__Directions__: All of the records below must be output exactly, with no pictures carried over.

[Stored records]
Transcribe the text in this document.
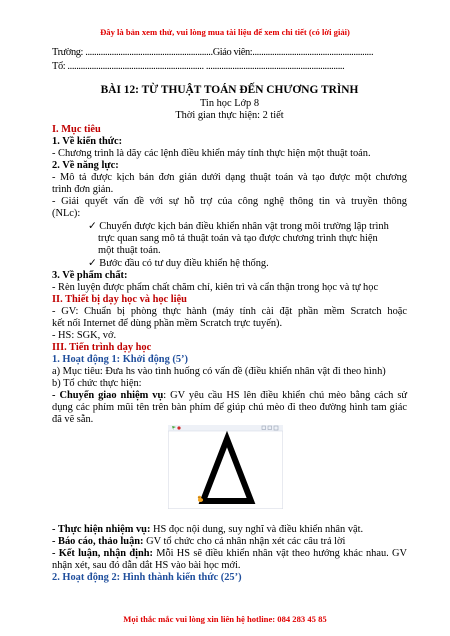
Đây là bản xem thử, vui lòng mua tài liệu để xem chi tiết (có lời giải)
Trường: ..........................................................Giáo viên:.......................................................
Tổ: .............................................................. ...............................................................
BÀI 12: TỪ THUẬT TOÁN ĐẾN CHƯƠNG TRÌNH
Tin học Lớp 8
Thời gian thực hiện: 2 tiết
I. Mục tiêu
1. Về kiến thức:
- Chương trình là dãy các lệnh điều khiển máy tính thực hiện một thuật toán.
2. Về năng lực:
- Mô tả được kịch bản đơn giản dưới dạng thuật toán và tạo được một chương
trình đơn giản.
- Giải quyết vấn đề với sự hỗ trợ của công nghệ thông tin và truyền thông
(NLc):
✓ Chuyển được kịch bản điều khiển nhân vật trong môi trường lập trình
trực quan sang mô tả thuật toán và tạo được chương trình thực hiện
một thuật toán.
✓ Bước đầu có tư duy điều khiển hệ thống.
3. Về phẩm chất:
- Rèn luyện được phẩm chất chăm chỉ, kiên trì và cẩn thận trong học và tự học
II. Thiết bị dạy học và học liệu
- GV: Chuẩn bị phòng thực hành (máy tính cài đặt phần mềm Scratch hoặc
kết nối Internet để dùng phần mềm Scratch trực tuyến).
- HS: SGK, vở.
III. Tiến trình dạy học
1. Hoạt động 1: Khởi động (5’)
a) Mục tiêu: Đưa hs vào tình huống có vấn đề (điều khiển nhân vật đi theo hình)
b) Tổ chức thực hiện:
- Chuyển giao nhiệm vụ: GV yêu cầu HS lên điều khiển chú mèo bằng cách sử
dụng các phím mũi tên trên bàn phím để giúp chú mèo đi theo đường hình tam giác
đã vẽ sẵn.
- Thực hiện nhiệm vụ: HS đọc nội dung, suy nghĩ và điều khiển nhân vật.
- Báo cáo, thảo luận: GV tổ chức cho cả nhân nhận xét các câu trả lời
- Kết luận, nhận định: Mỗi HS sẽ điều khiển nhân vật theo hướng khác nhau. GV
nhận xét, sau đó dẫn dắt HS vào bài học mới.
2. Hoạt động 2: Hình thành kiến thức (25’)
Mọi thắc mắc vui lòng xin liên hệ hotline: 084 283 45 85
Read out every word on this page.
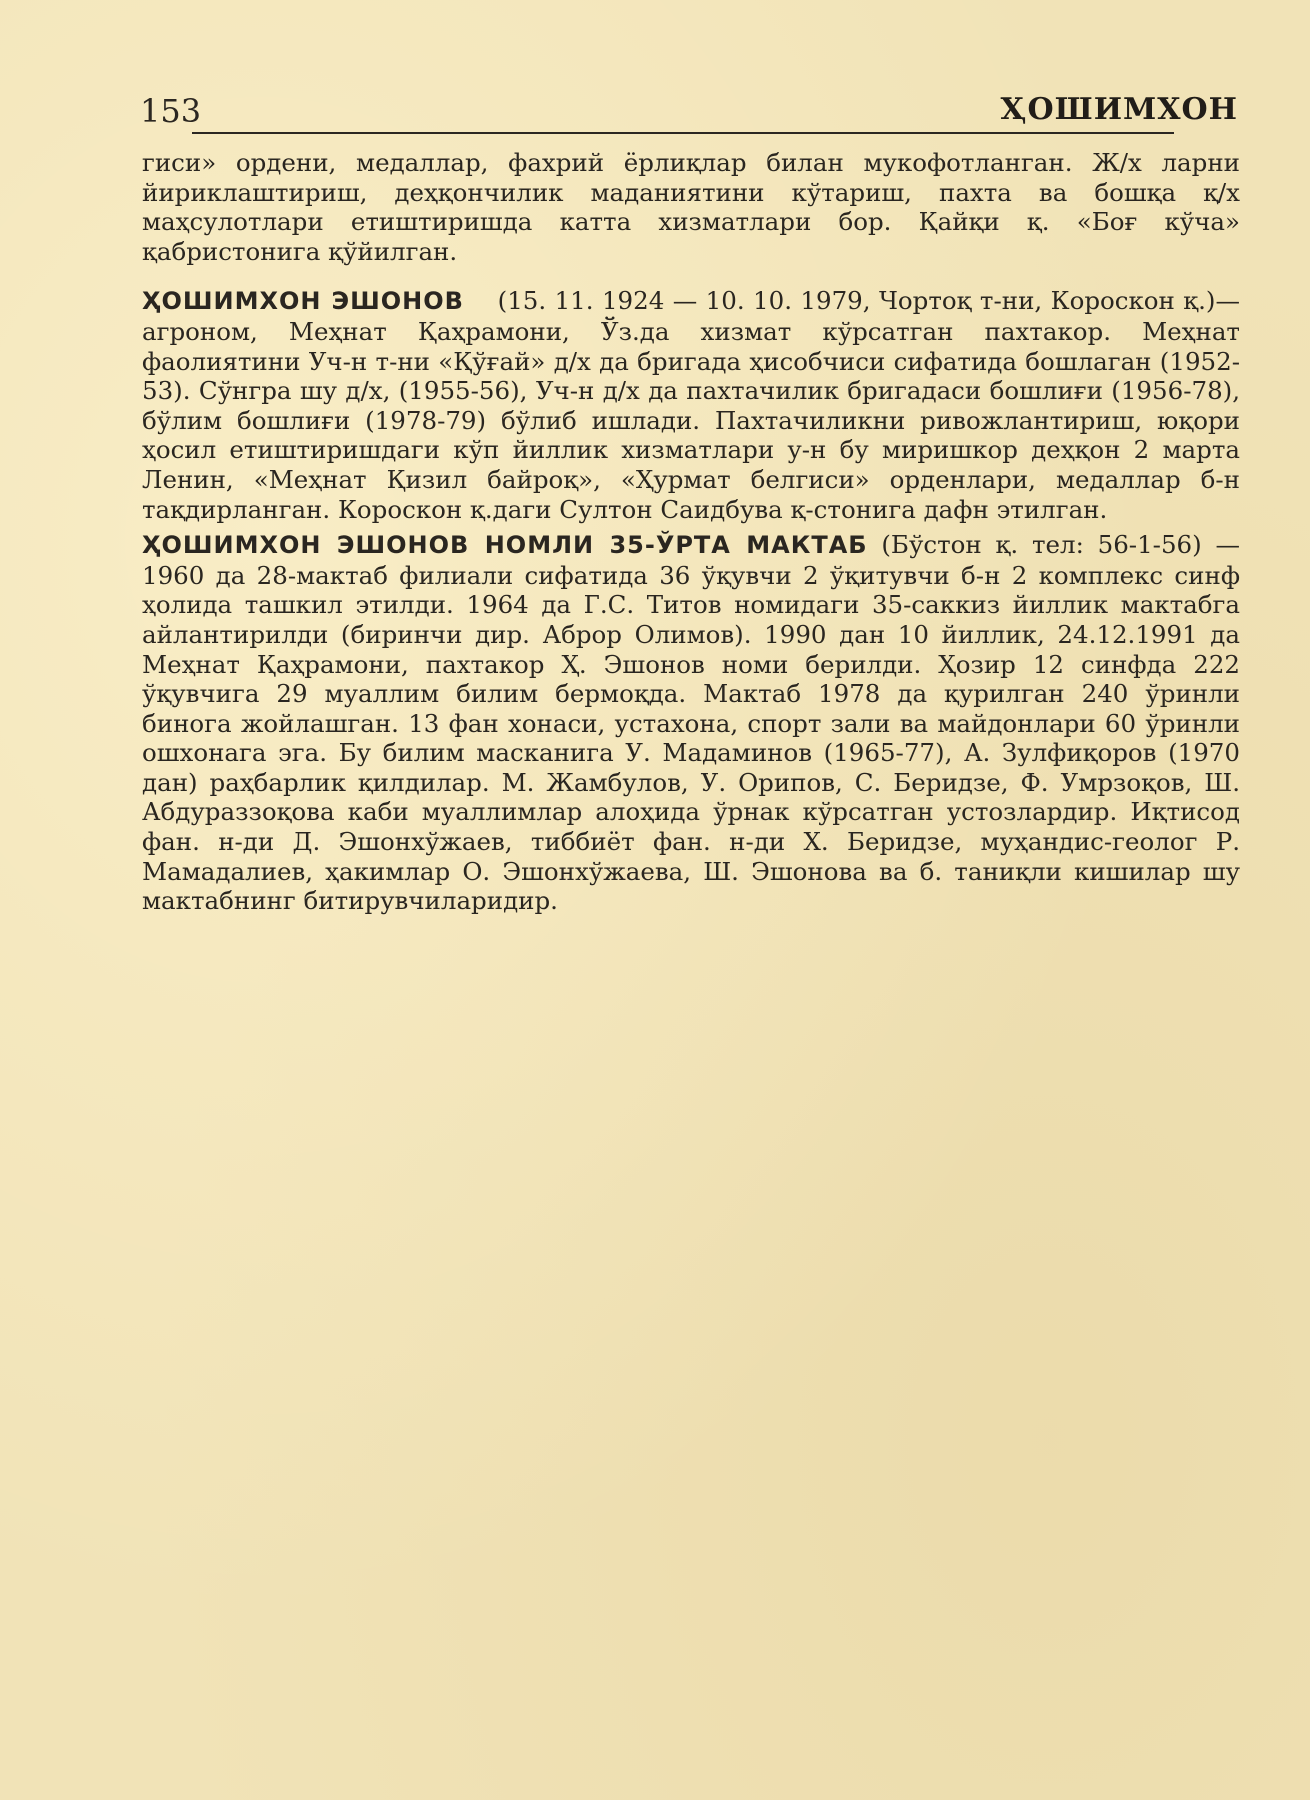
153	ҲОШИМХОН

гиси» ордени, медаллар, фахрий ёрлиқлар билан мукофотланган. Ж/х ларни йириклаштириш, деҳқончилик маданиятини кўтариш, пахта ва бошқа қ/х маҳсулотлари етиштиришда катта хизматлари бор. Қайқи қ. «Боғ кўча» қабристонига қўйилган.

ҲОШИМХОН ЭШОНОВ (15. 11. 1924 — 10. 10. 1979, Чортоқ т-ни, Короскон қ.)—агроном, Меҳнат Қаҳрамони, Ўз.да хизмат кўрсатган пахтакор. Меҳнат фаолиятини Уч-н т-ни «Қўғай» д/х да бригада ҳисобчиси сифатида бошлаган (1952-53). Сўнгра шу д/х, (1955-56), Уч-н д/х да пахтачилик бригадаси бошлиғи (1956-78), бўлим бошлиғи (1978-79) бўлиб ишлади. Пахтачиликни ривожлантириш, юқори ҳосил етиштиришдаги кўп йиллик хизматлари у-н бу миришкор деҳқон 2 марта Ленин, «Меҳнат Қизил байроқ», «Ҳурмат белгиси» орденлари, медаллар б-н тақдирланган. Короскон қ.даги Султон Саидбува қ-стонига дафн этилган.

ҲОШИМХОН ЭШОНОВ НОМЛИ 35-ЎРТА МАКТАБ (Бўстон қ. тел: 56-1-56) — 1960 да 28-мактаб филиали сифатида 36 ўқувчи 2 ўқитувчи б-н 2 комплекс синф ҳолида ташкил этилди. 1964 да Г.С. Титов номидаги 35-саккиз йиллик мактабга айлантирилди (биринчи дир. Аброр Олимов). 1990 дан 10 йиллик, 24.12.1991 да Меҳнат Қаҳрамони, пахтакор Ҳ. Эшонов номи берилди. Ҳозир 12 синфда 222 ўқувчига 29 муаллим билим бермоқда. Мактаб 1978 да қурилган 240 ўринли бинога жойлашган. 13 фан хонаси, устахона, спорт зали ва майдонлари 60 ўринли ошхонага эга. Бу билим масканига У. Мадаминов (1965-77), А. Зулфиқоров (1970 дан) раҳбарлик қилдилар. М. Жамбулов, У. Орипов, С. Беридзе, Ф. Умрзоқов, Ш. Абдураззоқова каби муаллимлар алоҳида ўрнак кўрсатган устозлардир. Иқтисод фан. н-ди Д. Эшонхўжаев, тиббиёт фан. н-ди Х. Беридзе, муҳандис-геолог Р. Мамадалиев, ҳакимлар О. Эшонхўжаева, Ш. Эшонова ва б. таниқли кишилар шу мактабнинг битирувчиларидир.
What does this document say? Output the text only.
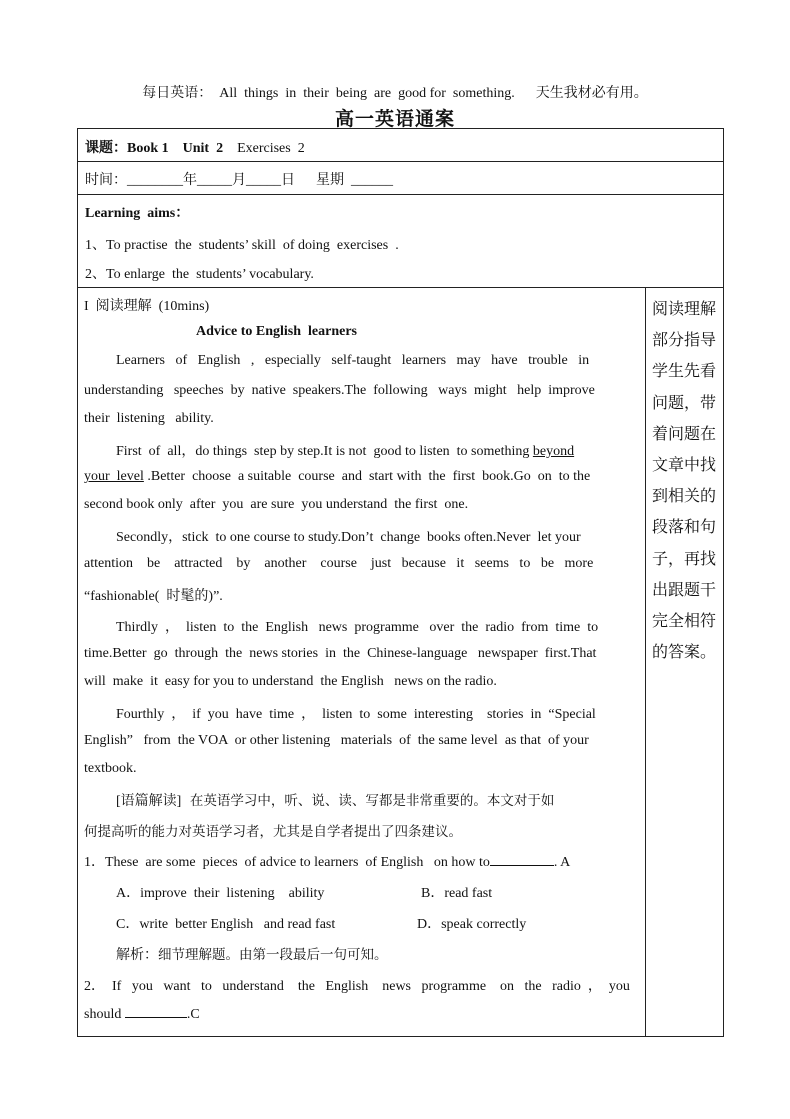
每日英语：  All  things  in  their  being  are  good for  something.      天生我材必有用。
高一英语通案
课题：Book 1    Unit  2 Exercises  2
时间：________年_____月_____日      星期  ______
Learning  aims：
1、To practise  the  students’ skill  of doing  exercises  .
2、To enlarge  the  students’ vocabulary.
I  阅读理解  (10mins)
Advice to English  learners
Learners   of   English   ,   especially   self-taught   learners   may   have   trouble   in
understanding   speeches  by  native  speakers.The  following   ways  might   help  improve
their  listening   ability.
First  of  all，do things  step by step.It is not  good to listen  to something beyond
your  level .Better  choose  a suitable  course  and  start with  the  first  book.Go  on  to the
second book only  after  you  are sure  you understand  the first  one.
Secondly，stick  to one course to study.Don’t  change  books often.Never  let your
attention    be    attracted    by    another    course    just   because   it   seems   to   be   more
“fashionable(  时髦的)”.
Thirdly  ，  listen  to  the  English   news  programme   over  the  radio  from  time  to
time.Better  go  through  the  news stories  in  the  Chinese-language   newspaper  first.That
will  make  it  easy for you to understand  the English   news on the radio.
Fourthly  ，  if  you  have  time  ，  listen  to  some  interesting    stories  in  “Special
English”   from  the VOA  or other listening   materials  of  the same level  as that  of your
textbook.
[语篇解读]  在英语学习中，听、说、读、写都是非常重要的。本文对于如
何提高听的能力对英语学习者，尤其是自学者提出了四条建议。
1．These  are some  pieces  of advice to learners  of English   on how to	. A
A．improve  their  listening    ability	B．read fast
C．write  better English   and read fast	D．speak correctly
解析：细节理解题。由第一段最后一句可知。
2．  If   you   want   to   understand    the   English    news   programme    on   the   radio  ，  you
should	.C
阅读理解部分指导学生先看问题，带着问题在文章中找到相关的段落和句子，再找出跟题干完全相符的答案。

__Final result__:
Transcribe the text in this document.
Đây là bản xem thử, vui lòng mua tài liệu để xem chi tiết (có lời giải)
Trường: ..........................................................Giáo viên:.......................................................
Tổ: .............................................................. ...............................................................
BÀI 12: TỪ THUẬT TOÁN ĐẾN CHƯƠNG TRÌNH
Tin học Lớp 8
Thời gian thực hiện: 2 tiết
I. Mục tiêu
1. Về kiến thức:
- Chương trình là dãy các lệnh điều khiển máy tính thực hiện một thuật toán.
2. Về năng lực:
- Mô tả được kịch bản đơn giản dưới dạng thuật toán và tạo được một chương
trình đơn giản.
- Giải quyết vấn đề với sự hỗ trợ của công nghệ thông tin và truyền thông
(NLc):
✓ Chuyển được kịch bản điều khiển nhân vật trong môi trường lập trình
trực quan sang mô tả thuật toán và tạo được chương trình thực hiện
một thuật toán.
✓ Bước đầu có tư duy điều khiển hệ thống.
3. Về phẩm chất:
- Rèn luyện được phẩm chất chăm chỉ, kiên trì và cẩn thận trong học và tự học
II. Thiết bị dạy học và học liệu
- GV: Chuẩn bị phòng thực hành (máy tính cài đặt phần mềm Scratch hoặc
kết nối Internet để dùng phần mềm Scratch trực tuyến).
- HS: SGK, vở.
III. Tiến trình dạy học
1. Hoạt động 1: Khởi động (5’)
a) Mục tiêu: Đưa hs vào tình huống có vấn đề (điều khiển nhân vật đi theo hình)
b) Tổ chức thực hiện:
- Chuyển giao nhiệm vụ: GV yêu cầu HS lên điều khiển chú mèo bằng cách sử
dụng các phím mũi tên trên bàn phím để giúp chú mèo đi theo đường hình tam giác
đã vẽ sẵn.
- Thực hiện nhiệm vụ: HS đọc nội dung, suy nghĩ và điều khiển nhân vật.
- Báo cáo, thảo luận: GV tổ chức cho cả nhân nhận xét các câu trả lời
- Kết luận, nhận định: Mỗi HS sẽ điều khiển nhân vật theo hướng khác nhau. GV
nhận xét, sau đó dẫn dắt HS vào bài học mới.
2. Hoạt động 2: Hình thành kiến thức (25’)
Mọi thắc mắc vui lòng xin liên hệ hotline: 084 283 45 85
Read out every word on this page.
153	ҲОШИМХОН

гиси» ордени, медаллар, фахрий ёрлиқлар билан мукофотланган. Ж/х ларни йириклаштириш, деҳқончилик маданиятини кўтариш, пахта ва бошқа қ/х маҳсулотлари етиштиришда катта хизматлари бор. Қайқи қ. «Боғ кўча» қабристонига қўйилган.

ҲОШИМХОН ЭШОНОВ (15. 11. 1924 — 10. 10. 1979, Чортоқ т-ни, Короскон қ.)—агроном, Меҳнат Қаҳрамони, Ўз.да хизмат кўрсатган пахтакор. Меҳнат фаолиятини Уч-н т-ни «Қўғай» д/х да бригада ҳисобчиси сифатида бошлаган (1952-53). Сўнгра шу д/х, (1955-56), Уч-н д/х да пахтачилик бригадаси бошлиғи (1956-78), бўлим бошлиғи (1978-79) бўлиб ишлади. Пахтачиликни ривожлантириш, юқори ҳосил етиштиришдаги кўп йиллик хизматлари у-н бу миришкор деҳқон 2 марта Ленин, «Меҳнат Қизил байроқ», «Ҳурмат белгиси» орденлари, медаллар б-н тақдирланган. Короскон қ.даги Султон Саидбува қ-стонига дафн этилган.

ҲОШИМХОН ЭШОНОВ НОМЛИ 35-ЎРТА МАКТАБ (Бўстон қ. тел: 56-1-56) — 1960 да 28-мактаб филиали сифатида 36 ўқувчи 2 ўқитувчи б-н 2 комплекс синф ҳолида ташкил этилди. 1964 да Г.С. Титов номидаги 35-саккиз йиллик мактабга айлантирилди (биринчи дир. Аброр Олимов). 1990 дан 10 йиллик, 24.12.1991 да Меҳнат Қаҳрамони, пахтакор Ҳ. Эшонов номи берилди. Ҳозир 12 синфда 222 ўқувчига 29 муаллим билим бермоқда. Мактаб 1978 да қурилган 240 ўринли бинога жойлашган. 13 фан хонаси, устахона, спорт зали ва майдонлари 60 ўринли ошхонага эга. Бу билим масканига У. Мадаминов (1965-77), А. Зулфиқоров (1970 дан) раҳбарлик қилдилар. М. Жамбулов, У. Орипов, С. Беридзе, Ф. Умрзоқов, Ш. Абдураззоқова каби муаллимлар алоҳида ўрнак кўрсатган устозлардир. Иқтисод фан. н-ди Д. Эшонхўжаев, тиббиёт фан. н-ди Х. Беридзе, муҳандис-геолог Р. Мамадалиев, ҳакимлар О. Эшонхўжаева, Ш. Эшонова ва б. таниқли кишилар шу мактабнинг битирувчиларидир.
What does this document say? Output the text only.
每日英语：  All  things  in  their  being  are  good for  something.      天生我材必有用。
高一英语通案
课题：Book 1    Unit  2 Exercises  2
时间：________年_____月_____日      星期  ______
Learning  aims：
1、To practise  the  students’ skill  of doing  exercises  .
2、To enlarge  the  students’ vocabulary.
I  阅读理解  (10mins)
Advice to English  learners
Learners   of   English   ,   especially   self-taught   learners   may   have   trouble   in
understanding   speeches  by  native  speakers.The  following   ways  might   help  improve
their  listening   ability.
First  of  all，do things  step by step.It is not  good to listen  to something beyond
your  level .Better  choose  a suitable  course  and  start with  the  first  book.Go  on  to the
second book only  after  you  are sure  you understand  the first  one.
Secondly，stick  to one course to study.Don’t  change  books often.Never  let your
attention    be    attracted    by    another    course    just   because   it   seems   to   be   more
“fashionable(  时髦的)”.
Thirdly  ，  listen  to  the  English   news  programme   over  the  radio  from  time  to
time.Better  go  through  the  news stories  in  the  Chinese-language   newspaper  first.That
will  make  it  easy for you to understand  the English   news on the radio.
Fourthly  ，  if  you  have  time  ，  listen  to  some  interesting    stories  in  “Special
English”   from  the VOA  or other listening   materials  of  the same level  as that  of your
textbook.
[语篇解读]  在英语学习中，听、说、读、写都是非常重要的。本文对于如
何提高听的能力对英语学习者，尤其是自学者提出了四条建议。
1．These  are some  pieces  of advice to learners  of English   on how to	. A
A．improve  their  listening    ability	B．read fast
C．write  better English   and read fast	D．speak correctly
解析：细节理解题。由第一段最后一句可知。
2．  If   you   want   to   understand    the   English    news   programme    on   the   radio  ，  you
should	.C
阅读理解部分指导学生先看问题，带着问题在文章中找到相关的段落和句子，再找出跟题干完全相符的答案。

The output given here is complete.